Complete the following =>
1. In the assignment overview on Western Red Cedar cDNAs, which tool is used to find the longest open reading frame?
2. Continue the assignment overview on Western Red Cedar cDNAs, starting after its final heading.

Source extract =>
[Start of Attachment]

Why do we want to do this project?

Western Red Cedar (WRC) is common in the coastal and interior rainforests of the Pacific Northwest of America (Gonzalez et al. 1997). WRC is a 1-billion-dollar industry in British Columbia, given its low cut volume (Gregory et al. 2018). Heartwood is the primary component of the WRC used in industry, and understanding the genes essential for heartwood formation can be highly beneficial to industries. To identify these genes, a series of uniquely expressed or highly upregulated mRNAs in this part of the wood was isolated and converted into a cDNA library. If a gene is only expressed in one part of an organism, or if it’s explicitly up-regulated in that part, it is a good clue for us to suspect that the resulting protein has a function in forming something in that part! [They use RNA seq technique to find which genes’ mRNAs to choose, but how they did this is out of the scope of this course, so don’t worry about it.]

What do we want to do?

Each pair of students was assigned two cDNA sequences from this cDNA library. We want to compare the sequence of these cDNAs and see if they function in heartwood formation in WRC.

Let’s get familiar with a process in genetics/genomics known as gene annotation.

Sometimes, we try to guess the function of a gene based on the similarity of its sequence with the sequence of another gene for which we already know its function. Since these two genes have very similar sequences and, therefore, will result in similar protein products, they might have similar functions in the cell. This process is known as “annotating” the gene function.

So, our end goal in this assignment is to attempt to evaluate the proposed approximate functions of the two designated cDNAs.

What steps are involved?

To do this, there are some steps to take:

1. 1. 1. Use our known gene sequence to find all similar gene sequences. We use BLASTN for this step.
      2. Use our known gene sequence to find the longest open reading frame (ORF) and therefore, the protein sequence. We use Expasy for this step.
      3. Use the protein sequence obtained from the previous step to determine the function of your resulting protein. We employ BLASTP for this step.
      4. Use this information to talk about the function of your gene :).

What is happening in each step?

[End of Attachment]

Stored data entries =>
[Start of Attachment]

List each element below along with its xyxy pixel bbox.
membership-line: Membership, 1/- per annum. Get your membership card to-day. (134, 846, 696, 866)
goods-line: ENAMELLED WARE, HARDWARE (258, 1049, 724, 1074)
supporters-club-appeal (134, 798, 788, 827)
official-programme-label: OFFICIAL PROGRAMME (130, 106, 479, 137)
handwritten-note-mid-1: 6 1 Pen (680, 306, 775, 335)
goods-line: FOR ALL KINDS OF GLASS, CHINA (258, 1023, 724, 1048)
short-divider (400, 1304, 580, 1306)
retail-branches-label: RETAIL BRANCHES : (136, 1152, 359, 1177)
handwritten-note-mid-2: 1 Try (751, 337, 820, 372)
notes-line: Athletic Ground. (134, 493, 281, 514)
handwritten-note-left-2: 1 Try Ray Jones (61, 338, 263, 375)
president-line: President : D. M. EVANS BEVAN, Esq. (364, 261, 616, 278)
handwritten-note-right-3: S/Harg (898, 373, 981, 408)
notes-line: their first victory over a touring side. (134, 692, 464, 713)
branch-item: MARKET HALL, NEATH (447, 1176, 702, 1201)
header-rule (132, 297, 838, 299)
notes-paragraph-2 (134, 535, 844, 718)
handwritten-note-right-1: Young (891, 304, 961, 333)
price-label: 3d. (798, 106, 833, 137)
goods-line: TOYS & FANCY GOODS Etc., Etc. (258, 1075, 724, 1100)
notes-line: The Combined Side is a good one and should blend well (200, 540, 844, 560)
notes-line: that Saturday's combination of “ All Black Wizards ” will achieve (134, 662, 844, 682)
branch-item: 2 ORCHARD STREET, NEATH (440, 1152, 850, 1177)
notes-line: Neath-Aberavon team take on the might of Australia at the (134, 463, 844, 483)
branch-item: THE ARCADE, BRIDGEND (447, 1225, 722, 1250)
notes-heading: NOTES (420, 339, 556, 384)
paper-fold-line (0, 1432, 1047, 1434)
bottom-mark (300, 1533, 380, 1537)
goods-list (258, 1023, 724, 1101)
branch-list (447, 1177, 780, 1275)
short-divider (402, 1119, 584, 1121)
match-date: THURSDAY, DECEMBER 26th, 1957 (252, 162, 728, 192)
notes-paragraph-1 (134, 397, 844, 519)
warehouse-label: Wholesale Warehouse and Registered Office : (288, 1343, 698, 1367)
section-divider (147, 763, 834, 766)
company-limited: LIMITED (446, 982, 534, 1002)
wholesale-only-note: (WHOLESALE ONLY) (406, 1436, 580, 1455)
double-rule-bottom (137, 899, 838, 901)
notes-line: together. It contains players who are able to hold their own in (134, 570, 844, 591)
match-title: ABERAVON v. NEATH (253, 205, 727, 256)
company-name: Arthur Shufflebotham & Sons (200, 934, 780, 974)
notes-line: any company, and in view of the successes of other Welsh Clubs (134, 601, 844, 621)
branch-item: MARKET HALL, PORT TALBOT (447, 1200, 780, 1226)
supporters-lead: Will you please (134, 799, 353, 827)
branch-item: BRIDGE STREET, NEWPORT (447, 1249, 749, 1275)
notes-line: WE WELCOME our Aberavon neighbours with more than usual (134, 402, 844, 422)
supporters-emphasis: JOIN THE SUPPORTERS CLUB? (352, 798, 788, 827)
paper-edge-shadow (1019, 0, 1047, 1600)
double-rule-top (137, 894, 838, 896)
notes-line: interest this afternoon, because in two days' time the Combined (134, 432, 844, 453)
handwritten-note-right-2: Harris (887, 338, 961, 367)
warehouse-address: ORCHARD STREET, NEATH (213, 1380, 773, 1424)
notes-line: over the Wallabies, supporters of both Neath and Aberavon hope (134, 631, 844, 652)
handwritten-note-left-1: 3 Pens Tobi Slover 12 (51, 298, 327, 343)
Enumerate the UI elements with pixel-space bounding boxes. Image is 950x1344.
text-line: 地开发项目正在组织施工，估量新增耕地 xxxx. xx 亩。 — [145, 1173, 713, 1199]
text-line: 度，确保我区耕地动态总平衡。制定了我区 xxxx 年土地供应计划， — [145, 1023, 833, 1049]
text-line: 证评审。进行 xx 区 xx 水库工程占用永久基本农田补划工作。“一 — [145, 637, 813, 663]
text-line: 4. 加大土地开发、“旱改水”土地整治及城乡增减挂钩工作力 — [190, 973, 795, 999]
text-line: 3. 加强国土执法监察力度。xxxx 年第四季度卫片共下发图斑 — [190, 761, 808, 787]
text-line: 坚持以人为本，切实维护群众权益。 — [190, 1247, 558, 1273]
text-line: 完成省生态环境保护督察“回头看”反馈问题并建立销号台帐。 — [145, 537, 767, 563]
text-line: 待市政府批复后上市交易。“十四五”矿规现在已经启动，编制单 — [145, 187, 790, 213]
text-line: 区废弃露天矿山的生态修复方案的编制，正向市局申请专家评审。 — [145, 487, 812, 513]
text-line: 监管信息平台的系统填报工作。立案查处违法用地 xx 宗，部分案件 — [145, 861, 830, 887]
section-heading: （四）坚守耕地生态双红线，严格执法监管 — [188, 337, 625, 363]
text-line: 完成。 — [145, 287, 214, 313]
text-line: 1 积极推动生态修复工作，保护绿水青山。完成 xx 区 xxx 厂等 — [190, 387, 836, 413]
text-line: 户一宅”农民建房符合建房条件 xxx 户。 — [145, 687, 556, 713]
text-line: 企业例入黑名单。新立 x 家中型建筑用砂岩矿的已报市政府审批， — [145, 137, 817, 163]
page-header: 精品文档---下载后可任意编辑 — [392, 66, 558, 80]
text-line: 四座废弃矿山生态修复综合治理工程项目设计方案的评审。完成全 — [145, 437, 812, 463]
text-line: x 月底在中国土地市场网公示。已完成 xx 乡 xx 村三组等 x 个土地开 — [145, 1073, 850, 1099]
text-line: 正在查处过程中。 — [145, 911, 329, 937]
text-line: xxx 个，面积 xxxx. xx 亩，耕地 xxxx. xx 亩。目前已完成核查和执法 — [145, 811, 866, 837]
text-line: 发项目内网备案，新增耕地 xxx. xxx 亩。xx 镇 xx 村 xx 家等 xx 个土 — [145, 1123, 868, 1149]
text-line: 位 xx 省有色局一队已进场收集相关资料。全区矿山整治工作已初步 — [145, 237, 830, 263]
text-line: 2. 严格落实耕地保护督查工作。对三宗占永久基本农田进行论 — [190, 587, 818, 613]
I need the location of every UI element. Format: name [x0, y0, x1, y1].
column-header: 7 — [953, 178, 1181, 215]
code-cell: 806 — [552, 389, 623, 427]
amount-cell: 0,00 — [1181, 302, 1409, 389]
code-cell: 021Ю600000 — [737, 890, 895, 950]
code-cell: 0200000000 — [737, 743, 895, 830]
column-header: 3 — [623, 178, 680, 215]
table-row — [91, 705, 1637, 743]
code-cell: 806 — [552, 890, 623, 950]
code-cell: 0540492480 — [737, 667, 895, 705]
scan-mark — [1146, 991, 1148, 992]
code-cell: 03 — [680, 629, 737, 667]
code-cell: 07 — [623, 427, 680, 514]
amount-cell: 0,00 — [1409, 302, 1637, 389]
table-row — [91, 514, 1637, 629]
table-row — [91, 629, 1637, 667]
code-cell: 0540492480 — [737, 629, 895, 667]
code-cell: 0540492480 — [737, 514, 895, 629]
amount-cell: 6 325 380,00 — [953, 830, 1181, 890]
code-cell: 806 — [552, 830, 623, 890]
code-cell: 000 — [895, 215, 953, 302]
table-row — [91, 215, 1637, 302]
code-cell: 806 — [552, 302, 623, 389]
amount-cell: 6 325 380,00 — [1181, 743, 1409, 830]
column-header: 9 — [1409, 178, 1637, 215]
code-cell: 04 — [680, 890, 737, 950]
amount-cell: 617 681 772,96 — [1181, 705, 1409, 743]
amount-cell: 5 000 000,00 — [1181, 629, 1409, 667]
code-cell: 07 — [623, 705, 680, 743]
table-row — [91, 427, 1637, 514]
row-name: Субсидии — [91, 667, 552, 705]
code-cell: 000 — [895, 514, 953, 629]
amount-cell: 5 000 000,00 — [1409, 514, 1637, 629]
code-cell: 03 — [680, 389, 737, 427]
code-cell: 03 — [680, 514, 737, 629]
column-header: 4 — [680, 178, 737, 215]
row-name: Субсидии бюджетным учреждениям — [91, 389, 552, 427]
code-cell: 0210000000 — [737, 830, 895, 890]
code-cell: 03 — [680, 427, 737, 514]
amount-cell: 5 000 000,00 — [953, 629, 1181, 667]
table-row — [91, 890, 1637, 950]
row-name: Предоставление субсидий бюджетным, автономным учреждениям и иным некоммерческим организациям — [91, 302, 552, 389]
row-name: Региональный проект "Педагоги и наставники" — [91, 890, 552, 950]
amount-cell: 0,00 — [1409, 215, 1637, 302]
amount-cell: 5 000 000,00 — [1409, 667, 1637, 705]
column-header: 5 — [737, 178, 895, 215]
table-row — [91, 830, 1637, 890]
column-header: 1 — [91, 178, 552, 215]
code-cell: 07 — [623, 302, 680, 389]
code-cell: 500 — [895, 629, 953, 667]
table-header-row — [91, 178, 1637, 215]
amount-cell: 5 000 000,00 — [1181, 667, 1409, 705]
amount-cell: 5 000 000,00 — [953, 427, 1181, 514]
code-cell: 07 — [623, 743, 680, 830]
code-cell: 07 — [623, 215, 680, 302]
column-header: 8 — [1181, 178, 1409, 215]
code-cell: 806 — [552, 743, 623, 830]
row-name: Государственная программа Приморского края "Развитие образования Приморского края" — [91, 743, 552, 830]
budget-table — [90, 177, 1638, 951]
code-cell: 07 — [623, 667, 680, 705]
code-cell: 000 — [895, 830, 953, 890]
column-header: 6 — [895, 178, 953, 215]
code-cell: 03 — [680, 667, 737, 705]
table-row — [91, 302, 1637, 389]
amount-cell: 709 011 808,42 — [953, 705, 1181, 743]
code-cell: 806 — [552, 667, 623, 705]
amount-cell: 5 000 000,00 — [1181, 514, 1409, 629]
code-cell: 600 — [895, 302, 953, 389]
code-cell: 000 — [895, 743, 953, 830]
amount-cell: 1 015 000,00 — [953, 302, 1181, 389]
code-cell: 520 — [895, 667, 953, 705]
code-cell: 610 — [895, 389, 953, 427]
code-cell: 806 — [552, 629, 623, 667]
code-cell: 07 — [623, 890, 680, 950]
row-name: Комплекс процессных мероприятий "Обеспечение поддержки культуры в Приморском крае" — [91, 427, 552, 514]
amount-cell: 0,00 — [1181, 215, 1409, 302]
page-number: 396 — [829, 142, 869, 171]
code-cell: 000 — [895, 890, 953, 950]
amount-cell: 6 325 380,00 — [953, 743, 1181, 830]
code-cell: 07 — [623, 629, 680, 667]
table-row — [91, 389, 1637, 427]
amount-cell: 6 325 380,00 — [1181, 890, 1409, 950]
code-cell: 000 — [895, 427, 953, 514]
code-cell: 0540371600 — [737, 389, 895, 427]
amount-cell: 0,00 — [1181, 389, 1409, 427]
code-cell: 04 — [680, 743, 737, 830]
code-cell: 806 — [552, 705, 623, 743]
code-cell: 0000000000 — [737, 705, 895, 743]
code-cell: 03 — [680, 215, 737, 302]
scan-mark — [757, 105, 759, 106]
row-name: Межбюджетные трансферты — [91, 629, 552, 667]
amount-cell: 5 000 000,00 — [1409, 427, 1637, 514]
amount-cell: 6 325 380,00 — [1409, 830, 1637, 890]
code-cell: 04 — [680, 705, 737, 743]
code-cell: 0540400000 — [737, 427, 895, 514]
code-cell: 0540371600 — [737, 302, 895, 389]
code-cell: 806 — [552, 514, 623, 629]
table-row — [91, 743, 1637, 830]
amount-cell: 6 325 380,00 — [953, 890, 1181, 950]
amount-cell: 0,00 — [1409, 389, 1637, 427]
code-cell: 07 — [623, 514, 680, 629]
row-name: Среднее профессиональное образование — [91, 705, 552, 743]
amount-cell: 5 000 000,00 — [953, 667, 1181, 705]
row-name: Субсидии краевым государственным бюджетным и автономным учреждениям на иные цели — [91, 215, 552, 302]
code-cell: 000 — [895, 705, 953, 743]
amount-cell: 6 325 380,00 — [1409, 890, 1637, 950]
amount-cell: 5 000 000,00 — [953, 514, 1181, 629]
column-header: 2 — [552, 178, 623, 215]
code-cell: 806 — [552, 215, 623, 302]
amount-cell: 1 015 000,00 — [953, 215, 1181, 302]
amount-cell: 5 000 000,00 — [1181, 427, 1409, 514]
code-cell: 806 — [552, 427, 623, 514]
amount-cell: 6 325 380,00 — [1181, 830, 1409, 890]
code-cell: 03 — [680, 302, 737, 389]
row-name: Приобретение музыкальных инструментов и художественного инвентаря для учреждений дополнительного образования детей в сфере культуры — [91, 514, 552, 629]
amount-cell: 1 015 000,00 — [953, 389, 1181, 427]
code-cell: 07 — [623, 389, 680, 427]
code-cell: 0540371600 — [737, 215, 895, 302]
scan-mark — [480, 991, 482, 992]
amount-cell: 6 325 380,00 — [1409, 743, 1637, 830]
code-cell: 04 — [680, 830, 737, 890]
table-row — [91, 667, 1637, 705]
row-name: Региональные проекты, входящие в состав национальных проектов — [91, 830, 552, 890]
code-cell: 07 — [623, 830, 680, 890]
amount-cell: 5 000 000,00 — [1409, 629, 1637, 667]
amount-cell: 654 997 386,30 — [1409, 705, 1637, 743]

[End of Attachment]

Outputs by task =>
1. Expasy

2.
Now let’s talk about each step in more depth:

1. Use BLAST search to find DNA or protein sequences that closely resemble your sequence:

The process of matching nucleotides from two DNA/ amino acid sequences to identify the most similar nucleotide/ amino acid sequence to our sequence of interest is called alignment (Fassler and Cooper 2011). This is where the name BLAST originates; the Basic Local Alignment Search Tool (Altschul et al. 1990) is a method for aligning our sequence of interest with known sequences, establishing a threshold for similarity and sensitivity in our search. We set the sensitivity of BLAST through the settings on the searching webpage, and we select the degree of similarity we desire among the results BLAST provides.

1.1. First, access the BLASTN tool:

• • • BLASTN compares a DNA sequence with other DNA sequences in the database.
    • Go to the NCBI BLAST website.
    • Click on “Nucleotide BLAST (BLASTN)” since we are working with cDNA sequences.

1.2.  Input your known gene sequence:

• • •  Copy and paste your cDNA sequence into the query box.
    • Ensure the sequence is formatted properly:

>Sample_cDNA

ATGCGTACGTTGCTAGCTAGGCT…

(Include the > symbol before the sequence name.)

1.3. Leave the database setting as default (it should already be set to “Standard databases (nr etc.)”):

• • • This is where we set the sensitivity of our search. First, we try to find the most similar sequences. If we can’t find any results, we move on to search for sequences with lower similarities:
    • Optimize for Similar Sequences: Use the “somewhat similar sequences” setting if no results appear.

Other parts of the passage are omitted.